■ **Stated goal**: Filter the records below for the word "xlsx". Copy each line that holds it.

_____

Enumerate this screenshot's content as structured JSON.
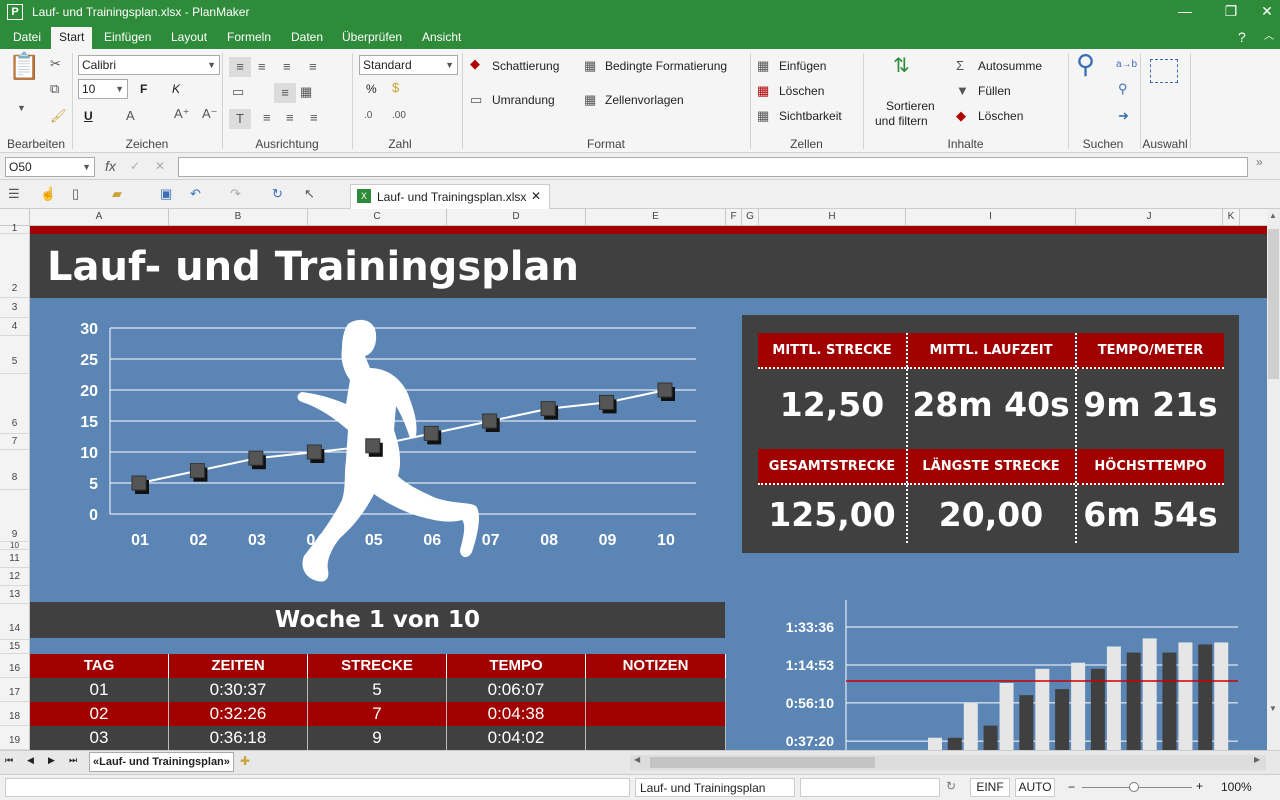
{
  "window": {
    "title": "Lauf- und Trainingsplan.xlsx - PlanMaker",
    "app_icon": "P",
    "help": "?"
  },
  "menu": {
    "tabs": [
      "Datei",
      "Start",
      "Einfügen",
      "Layout",
      "Formeln",
      "Daten",
      "Überprüfen",
      "Ansicht"
    ],
    "active": "Start"
  },
  "ribbon": {
    "groups": [
      "Bearbeiten",
      "Zeichen",
      "Ausrichtung",
      "Zahl",
      "Format",
      "Zellen",
      "Inhalte",
      "Suchen",
      "Auswahl"
    ],
    "font_name": "Calibri",
    "font_size": "10",
    "bold": "F",
    "italic": "K",
    "underline": "U",
    "number_format": "Standard",
    "percent": "%",
    "format": {
      "shading": "Schattierung",
      "conditional": "Bedingte Formatierung",
      "border": "Umrandung",
      "cell_styles": "Zellenvorlagen"
    },
    "cells": {
      "insert": "Einfügen",
      "delete": "Löschen",
      "visibility": "Sichtbarkeit"
    },
    "content": {
      "sort_l1": "Sortieren",
      "sort_l2": "und filtern",
      "autosum": "Autosumme",
      "fill": "Füllen",
      "delete": "Löschen"
    },
    "search_replace": "a→b"
  },
  "formula_bar": {
    "cell_ref": "O50",
    "fx": "fx",
    "value": ""
  },
  "doc_tab": {
    "name": "Lauf- und Trainingsplan.xlsx"
  },
  "columns": [
    "A",
    "B",
    "C",
    "D",
    "E",
    "F",
    "G",
    "H",
    "I",
    "J",
    "K"
  ],
  "rows": [
    "1",
    "2",
    "3",
    "4",
    "5",
    "6",
    "7",
    "8",
    "9",
    "10",
    "11",
    "12",
    "13",
    "14",
    "15",
    "16",
    "17",
    "18",
    "19"
  ],
  "sheet": {
    "title": "Lauf- und Trainingsplan",
    "week": "Woche 1 von 10",
    "stats": [
      {
        "label": "MITTL. STRECKE",
        "value": "12,50"
      },
      {
        "label": "MITTL. LAUFZEIT",
        "value": "28m 40s"
      },
      {
        "label": "TEMPO/METER",
        "value": "9m 21s"
      },
      {
        "label": "GESAMTSTRECKE",
        "value": "125,00"
      },
      {
        "label": "LÄNGSTE STRECKE",
        "value": "20,00"
      },
      {
        "label": "HÖCHSTTEMPO",
        "value": "6m 54s"
      }
    ],
    "table": {
      "headers": [
        "TAG",
        "ZEITEN",
        "STRECKE",
        "TEMPO",
        "NOTIZEN"
      ],
      "rows": [
        [
          "01",
          "0:30:37",
          "5",
          "0:06:07",
          ""
        ],
        [
          "02",
          "0:32:26",
          "7",
          "0:04:38",
          ""
        ],
        [
          "03",
          "0:36:18",
          "9",
          "0:04:02",
          ""
        ]
      ]
    }
  },
  "chart_data": [
    {
      "type": "line",
      "x": [
        "01",
        "02",
        "03",
        "04",
        "05",
        "06",
        "07",
        "08",
        "09",
        "10"
      ],
      "series": [
        {
          "values": [
            5,
            7,
            9,
            10,
            11,
            13,
            15,
            17,
            18,
            20
          ]
        }
      ],
      "ylim": [
        0,
        30
      ],
      "yticks": [
        0,
        5,
        10,
        15,
        20,
        25,
        30
      ],
      "grid": true,
      "title": "",
      "xlabel": "",
      "ylabel": ""
    },
    {
      "type": "bar",
      "yticks_labels": [
        "0:37:20",
        "0:56:10",
        "1:14:53",
        "1:33:36"
      ],
      "yticks_values_min": [
        37.33,
        56.17,
        74.88,
        93.6
      ],
      "ylim_min": [
        30,
        102
      ],
      "visible_tick_labels": [
        "1:33:36",
        "1:14:53",
        "0:56:10"
      ],
      "series": [
        {
          "color": "#404040",
          "values_min": [
            31,
            39,
            45,
            60,
            63,
            73,
            81,
            81,
            85
          ]
        },
        {
          "color": "#e6e6e6",
          "values_min": [
            39,
            56,
            66,
            73,
            76,
            84,
            88,
            86,
            86
          ]
        }
      ],
      "reference_line_min": 67,
      "reference_color": "#cc0000",
      "grid": true
    }
  ],
  "sheet_tabs": {
    "active": "«Lauf- und Trainingsplan»"
  },
  "status": {
    "sheet": "Lauf- und Trainingsplan",
    "mode1": "EINF",
    "mode2": "AUTO",
    "zoom": "100%"
  },
  "colors": {
    "green": "#2e8b3a",
    "red": "#a00000",
    "blue": "#5b85b4",
    "dark": "#404040"
  }
}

_____

■ **Full response**:
    "title": "Lauf- und Trainingsplan.xlsx - PlanMaker",
    "name": "Lauf- und Trainingsplan.xlsx"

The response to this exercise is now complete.